**DATA RECORDS:**
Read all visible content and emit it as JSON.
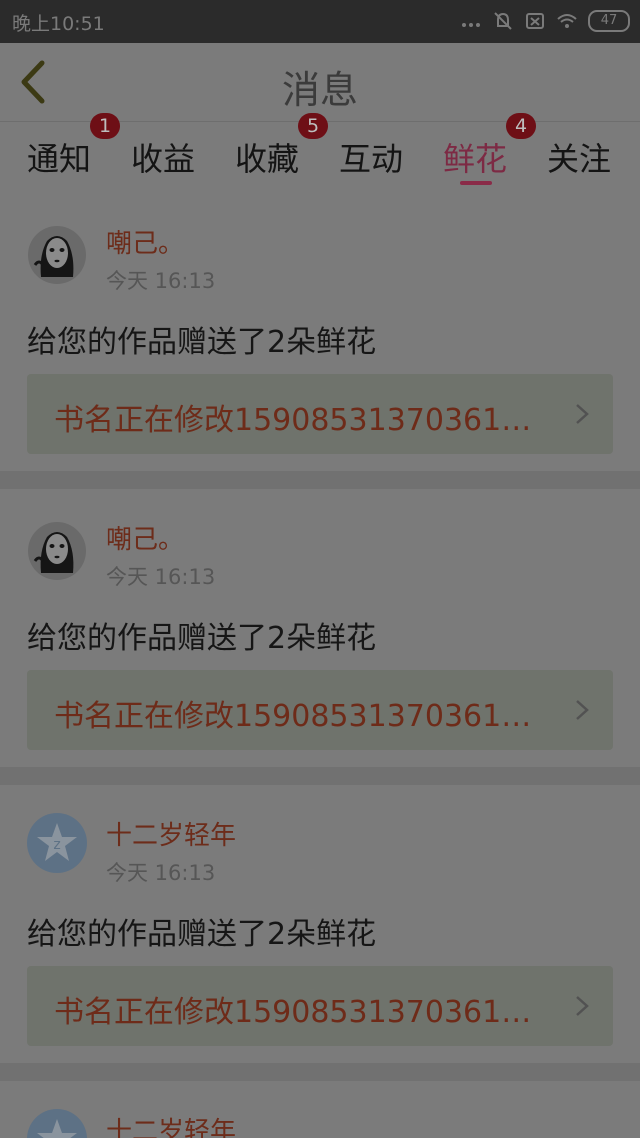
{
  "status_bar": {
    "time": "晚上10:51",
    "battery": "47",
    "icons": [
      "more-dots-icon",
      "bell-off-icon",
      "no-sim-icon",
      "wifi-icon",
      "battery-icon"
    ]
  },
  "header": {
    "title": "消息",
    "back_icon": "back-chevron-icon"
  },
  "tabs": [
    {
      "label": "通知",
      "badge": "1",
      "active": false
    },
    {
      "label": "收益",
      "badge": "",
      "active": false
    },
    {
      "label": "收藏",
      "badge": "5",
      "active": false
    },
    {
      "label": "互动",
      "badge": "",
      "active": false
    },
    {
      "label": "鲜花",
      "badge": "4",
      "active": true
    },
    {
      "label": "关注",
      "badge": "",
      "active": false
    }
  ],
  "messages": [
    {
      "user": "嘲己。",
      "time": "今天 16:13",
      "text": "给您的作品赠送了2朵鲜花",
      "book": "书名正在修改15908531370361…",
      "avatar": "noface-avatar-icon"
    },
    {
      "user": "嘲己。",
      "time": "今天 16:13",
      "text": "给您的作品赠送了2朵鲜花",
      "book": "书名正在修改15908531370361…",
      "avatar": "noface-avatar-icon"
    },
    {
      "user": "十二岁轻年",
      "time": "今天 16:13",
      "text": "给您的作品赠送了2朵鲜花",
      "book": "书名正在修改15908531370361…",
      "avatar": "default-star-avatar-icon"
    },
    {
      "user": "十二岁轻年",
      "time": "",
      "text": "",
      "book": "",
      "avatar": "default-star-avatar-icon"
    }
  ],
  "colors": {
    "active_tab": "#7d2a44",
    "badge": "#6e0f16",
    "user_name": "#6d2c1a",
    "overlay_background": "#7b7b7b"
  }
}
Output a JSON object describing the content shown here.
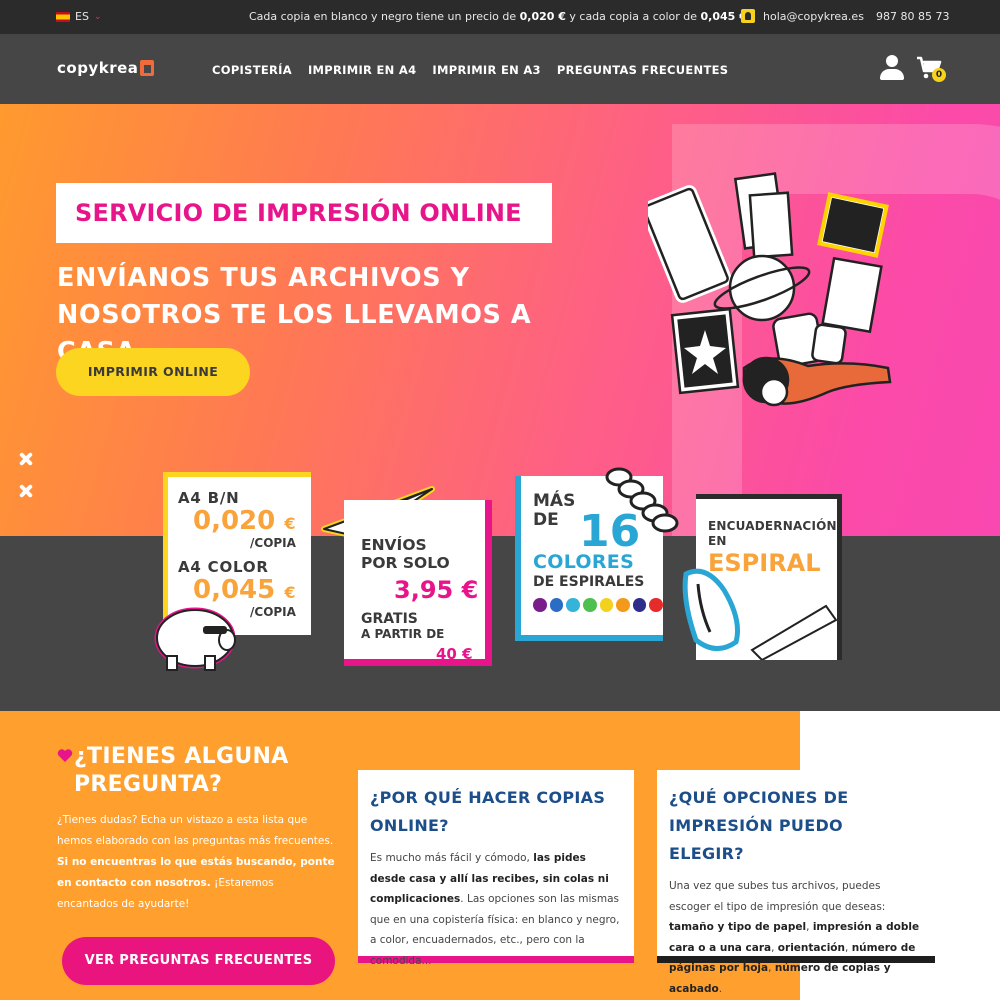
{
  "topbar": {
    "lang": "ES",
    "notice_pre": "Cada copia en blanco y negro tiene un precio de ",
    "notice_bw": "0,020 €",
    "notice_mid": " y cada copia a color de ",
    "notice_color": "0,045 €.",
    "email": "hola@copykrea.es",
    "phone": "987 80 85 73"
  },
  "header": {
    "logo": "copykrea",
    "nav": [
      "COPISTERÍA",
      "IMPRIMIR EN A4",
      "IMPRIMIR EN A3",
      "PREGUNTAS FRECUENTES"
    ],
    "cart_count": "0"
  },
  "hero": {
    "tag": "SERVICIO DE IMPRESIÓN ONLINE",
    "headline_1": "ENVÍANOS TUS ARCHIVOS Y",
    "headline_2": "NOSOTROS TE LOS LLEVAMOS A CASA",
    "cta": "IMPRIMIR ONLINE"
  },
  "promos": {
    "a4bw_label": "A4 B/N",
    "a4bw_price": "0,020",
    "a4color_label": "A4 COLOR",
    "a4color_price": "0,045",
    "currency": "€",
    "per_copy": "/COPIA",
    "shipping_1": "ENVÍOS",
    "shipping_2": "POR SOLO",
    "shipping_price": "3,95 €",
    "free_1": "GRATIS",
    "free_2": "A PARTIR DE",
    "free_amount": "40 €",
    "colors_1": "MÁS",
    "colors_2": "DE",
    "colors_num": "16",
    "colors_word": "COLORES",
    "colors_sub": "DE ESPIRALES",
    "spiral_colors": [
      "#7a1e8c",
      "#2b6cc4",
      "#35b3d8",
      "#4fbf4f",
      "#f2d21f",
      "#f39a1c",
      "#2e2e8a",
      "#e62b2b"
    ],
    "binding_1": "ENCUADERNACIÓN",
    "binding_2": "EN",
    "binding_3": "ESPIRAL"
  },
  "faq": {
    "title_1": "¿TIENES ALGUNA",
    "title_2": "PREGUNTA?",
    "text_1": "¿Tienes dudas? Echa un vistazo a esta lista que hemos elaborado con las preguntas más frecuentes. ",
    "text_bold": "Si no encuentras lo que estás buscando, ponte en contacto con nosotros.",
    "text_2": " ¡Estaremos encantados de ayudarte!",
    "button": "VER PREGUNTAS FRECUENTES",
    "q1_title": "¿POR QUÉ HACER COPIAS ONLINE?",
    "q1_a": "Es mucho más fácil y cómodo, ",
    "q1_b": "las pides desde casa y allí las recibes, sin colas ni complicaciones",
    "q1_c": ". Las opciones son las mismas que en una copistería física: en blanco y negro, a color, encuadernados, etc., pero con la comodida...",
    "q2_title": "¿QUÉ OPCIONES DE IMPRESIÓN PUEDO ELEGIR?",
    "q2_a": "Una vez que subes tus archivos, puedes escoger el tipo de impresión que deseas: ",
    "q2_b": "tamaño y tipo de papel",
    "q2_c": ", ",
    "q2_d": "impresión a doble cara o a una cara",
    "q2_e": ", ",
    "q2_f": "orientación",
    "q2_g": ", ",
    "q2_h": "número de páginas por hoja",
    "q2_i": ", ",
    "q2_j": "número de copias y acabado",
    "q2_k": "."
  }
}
---
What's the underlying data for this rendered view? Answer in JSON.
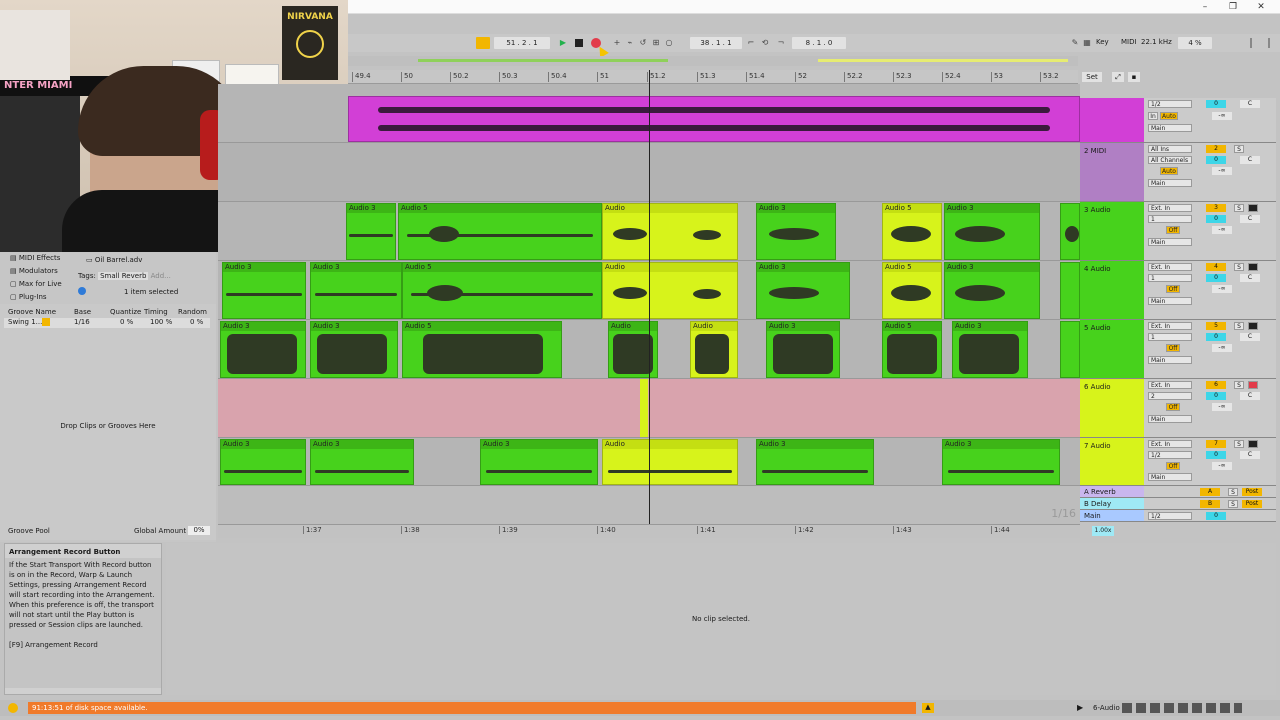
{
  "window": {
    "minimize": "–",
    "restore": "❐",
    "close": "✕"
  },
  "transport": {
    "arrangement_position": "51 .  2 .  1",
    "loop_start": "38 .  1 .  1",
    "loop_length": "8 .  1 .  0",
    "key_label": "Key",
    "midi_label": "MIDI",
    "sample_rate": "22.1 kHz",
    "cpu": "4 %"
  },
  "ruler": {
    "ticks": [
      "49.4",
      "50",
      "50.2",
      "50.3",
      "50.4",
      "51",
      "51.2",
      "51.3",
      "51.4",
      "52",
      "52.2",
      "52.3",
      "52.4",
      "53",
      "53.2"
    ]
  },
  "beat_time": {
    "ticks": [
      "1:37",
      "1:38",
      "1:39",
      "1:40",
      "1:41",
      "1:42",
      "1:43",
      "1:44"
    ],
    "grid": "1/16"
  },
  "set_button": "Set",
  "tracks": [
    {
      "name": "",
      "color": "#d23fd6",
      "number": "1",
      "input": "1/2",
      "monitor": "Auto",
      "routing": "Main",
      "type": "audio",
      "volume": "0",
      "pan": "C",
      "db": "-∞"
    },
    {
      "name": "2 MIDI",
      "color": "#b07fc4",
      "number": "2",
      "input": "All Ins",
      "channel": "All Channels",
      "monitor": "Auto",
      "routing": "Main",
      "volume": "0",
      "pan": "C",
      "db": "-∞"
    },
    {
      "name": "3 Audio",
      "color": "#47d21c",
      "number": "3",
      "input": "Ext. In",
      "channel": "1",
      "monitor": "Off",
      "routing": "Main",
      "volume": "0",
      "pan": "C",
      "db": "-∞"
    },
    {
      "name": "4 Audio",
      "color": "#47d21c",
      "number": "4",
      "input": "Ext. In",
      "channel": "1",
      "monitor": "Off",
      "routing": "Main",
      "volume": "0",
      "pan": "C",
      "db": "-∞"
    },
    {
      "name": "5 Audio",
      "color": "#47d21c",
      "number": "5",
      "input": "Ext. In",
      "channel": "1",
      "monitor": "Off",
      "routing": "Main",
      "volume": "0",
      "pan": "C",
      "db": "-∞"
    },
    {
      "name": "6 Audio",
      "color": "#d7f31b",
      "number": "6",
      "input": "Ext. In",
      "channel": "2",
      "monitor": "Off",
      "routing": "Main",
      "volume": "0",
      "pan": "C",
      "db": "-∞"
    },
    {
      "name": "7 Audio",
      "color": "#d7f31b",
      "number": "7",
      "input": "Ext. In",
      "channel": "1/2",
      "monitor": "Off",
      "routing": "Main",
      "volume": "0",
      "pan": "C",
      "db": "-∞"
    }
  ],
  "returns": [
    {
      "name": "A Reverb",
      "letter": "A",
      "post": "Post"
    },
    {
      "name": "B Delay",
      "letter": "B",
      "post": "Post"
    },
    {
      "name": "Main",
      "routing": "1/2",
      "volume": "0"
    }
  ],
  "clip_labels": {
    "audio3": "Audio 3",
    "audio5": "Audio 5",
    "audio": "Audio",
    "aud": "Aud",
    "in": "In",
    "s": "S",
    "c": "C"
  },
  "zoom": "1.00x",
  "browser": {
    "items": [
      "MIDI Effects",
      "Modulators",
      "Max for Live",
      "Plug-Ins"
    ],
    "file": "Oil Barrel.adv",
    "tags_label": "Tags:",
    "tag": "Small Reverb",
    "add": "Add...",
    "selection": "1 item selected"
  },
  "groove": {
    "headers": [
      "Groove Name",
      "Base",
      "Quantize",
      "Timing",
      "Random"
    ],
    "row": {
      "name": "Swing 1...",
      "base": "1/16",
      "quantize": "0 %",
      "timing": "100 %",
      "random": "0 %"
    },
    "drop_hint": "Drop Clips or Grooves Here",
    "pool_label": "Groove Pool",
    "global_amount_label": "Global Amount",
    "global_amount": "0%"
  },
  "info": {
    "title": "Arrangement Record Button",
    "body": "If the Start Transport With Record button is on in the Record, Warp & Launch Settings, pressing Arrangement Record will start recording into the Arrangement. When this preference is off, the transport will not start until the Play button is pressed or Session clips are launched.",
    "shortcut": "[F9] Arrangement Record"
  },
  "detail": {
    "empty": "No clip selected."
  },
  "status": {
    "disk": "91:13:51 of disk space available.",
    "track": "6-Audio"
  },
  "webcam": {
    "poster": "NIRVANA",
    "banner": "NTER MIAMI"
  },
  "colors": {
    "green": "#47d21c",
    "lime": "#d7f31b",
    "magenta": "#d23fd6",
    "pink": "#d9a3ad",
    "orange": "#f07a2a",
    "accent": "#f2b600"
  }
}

**PROBLEM DESCRIPTION:**
Among the entries above, identify all lines with "IMPRIMIR" and copy them.

**SOLUTION TO THE EXERCISE:**
      "IMPRIMIR EN A4",
      "IMPRIMIR EN A3",
    "cta": "IMPRIMIR ONLINE"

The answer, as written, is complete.